TASK TO COMPLETE → Search the records for the string "Mirá" and copy every line where it turns up.

RAW DATA →
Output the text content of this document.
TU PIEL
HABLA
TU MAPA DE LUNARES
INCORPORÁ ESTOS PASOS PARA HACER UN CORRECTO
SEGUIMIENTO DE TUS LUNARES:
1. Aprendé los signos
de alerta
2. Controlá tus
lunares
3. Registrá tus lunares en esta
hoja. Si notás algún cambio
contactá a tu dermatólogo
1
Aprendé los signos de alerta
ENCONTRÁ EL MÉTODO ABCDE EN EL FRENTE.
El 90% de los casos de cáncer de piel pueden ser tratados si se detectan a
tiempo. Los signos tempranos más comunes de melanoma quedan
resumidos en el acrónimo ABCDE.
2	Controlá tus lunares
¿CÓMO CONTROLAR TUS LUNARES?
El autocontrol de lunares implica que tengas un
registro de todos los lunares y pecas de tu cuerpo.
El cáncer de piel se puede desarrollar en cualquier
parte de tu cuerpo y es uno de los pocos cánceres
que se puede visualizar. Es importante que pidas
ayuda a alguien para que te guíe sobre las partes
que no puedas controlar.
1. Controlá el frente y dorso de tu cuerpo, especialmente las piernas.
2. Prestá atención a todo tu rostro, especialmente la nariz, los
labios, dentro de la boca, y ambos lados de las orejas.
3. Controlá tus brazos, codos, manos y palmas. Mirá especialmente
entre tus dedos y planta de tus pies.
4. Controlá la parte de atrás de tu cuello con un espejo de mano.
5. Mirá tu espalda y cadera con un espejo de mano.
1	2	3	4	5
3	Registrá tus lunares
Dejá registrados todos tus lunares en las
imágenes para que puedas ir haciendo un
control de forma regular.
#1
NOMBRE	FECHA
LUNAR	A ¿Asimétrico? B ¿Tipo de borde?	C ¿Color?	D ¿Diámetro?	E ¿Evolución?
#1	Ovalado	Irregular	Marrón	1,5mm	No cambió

SOLUTION TO THIS PROBLEM →
3. Controlá tus brazos, codos, manos y palmas. Mirá especialmente
5. Mirá tu espalda y cadera con un espejo de mano.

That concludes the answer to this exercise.